EXERCISE OBJECTIVE:
Count how many lines include "Bruto" and answer with that number only.
===== INPUT DATA =====
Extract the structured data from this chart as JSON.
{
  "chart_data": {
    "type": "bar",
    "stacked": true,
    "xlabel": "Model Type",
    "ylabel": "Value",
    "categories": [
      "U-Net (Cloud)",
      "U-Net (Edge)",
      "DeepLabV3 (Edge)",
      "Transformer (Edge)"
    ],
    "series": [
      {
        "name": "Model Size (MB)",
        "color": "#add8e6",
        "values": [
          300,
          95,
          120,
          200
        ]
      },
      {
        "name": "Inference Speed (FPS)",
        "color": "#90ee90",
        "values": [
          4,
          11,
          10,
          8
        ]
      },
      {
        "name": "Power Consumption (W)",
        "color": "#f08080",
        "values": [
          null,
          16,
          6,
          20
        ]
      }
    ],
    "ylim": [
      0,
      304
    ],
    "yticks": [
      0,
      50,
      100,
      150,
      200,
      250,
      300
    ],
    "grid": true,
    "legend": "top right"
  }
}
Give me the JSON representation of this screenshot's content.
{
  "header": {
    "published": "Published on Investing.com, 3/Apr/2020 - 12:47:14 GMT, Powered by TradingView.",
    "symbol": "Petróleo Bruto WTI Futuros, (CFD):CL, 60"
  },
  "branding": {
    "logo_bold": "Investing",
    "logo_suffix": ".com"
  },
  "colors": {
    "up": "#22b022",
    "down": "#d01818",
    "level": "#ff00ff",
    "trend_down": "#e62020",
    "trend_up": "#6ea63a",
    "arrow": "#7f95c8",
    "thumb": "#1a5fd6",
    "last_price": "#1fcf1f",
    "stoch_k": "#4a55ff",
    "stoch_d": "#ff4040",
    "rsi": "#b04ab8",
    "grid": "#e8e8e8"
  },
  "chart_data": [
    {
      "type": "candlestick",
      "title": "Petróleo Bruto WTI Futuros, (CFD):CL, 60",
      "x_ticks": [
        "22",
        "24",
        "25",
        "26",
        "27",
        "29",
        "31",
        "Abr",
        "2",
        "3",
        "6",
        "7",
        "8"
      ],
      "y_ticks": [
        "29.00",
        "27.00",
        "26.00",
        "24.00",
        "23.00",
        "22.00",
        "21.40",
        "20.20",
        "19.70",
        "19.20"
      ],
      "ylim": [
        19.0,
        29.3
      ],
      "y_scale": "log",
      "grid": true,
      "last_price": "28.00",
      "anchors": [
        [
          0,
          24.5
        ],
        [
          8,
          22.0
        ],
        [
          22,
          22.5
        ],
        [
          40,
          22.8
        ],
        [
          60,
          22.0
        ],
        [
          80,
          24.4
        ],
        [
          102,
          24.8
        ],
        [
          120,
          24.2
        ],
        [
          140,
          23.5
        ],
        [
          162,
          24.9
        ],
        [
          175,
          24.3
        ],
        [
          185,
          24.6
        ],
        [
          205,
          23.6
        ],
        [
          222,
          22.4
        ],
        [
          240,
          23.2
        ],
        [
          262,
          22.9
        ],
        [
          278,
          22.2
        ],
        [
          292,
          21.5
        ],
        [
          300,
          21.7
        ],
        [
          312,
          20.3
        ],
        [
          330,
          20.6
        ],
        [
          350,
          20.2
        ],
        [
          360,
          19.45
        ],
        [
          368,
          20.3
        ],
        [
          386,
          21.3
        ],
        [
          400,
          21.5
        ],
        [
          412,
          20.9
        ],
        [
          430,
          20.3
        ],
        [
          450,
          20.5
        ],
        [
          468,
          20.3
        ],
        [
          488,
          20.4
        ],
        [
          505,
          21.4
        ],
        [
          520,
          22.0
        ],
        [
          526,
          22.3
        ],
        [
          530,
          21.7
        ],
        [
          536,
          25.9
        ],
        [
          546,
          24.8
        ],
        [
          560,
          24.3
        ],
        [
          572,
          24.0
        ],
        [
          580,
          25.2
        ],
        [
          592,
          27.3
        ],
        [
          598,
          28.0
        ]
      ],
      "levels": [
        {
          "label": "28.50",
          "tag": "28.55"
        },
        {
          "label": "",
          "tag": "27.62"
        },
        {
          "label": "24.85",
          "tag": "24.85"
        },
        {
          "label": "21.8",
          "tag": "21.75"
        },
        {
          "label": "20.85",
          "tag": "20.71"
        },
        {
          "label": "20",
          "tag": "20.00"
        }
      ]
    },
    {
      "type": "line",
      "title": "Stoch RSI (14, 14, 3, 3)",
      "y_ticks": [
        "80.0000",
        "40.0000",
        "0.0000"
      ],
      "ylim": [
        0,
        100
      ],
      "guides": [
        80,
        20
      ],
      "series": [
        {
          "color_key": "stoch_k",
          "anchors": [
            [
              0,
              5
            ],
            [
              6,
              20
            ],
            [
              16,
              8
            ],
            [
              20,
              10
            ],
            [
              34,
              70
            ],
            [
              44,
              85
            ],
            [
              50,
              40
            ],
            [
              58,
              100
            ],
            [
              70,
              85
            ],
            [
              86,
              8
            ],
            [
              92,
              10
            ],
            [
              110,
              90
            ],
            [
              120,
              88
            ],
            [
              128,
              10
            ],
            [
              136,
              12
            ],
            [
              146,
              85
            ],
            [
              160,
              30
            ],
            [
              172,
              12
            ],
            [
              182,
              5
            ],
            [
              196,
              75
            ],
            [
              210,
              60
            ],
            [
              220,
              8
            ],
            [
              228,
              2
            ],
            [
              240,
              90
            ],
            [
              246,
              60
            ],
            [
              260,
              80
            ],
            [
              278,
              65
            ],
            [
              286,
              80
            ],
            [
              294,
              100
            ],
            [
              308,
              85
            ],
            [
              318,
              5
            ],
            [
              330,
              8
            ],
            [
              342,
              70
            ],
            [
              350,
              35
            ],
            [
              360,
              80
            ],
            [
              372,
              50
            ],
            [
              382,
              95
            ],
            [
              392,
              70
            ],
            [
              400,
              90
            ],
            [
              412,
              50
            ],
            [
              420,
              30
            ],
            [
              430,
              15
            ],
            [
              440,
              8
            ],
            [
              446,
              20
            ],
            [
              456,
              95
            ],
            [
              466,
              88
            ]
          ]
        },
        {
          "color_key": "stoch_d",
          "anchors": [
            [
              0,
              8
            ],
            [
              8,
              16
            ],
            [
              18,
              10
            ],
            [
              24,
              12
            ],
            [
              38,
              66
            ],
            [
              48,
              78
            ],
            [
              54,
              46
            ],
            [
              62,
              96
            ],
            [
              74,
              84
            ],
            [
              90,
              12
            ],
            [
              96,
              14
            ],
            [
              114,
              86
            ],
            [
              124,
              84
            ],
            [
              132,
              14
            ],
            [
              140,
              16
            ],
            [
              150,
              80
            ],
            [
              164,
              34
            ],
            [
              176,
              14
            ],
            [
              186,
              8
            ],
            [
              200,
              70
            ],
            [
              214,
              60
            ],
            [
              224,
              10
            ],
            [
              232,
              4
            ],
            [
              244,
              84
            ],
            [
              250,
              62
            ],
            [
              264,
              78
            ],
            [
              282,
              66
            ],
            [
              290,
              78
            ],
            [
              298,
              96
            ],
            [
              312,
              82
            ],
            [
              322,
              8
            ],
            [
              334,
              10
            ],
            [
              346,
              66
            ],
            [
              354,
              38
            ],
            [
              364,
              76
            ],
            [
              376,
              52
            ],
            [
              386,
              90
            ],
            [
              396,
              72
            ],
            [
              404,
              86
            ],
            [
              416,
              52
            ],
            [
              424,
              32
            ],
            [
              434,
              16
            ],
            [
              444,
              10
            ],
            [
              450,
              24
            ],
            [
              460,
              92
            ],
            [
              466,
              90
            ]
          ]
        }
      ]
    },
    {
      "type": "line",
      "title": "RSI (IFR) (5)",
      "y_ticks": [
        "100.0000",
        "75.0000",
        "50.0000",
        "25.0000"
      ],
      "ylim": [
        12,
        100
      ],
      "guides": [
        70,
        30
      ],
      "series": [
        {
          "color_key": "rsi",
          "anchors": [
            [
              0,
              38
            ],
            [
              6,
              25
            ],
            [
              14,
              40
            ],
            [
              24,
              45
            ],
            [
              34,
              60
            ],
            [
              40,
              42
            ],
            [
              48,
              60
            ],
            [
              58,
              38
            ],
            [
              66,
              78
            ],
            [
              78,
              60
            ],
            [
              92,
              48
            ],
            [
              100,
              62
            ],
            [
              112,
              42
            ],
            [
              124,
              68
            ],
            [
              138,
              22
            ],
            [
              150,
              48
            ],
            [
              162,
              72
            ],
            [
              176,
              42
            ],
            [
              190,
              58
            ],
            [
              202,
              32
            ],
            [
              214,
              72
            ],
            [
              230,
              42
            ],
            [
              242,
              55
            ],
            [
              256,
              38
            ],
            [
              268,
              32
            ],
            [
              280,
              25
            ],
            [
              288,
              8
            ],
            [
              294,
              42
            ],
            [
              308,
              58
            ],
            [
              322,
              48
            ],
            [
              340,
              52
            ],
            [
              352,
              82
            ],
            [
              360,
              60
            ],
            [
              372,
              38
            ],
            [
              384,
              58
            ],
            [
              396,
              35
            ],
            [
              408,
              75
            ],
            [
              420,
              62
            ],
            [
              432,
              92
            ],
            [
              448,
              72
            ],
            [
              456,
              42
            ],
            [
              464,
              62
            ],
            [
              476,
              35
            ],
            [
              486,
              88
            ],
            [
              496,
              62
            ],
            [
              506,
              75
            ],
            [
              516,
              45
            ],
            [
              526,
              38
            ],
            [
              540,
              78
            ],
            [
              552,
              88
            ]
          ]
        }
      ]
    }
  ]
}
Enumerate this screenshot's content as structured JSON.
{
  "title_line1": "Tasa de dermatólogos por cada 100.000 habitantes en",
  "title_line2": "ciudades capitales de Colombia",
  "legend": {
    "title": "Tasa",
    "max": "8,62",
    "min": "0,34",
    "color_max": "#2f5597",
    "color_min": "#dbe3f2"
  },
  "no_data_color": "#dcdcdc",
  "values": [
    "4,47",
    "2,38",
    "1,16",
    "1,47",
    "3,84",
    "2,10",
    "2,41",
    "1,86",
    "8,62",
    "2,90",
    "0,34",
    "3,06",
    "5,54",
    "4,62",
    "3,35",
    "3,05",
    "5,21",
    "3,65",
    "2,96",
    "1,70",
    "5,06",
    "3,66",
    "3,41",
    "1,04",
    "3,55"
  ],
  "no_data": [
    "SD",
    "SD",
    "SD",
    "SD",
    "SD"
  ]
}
=====
COMPLETED TASK:
2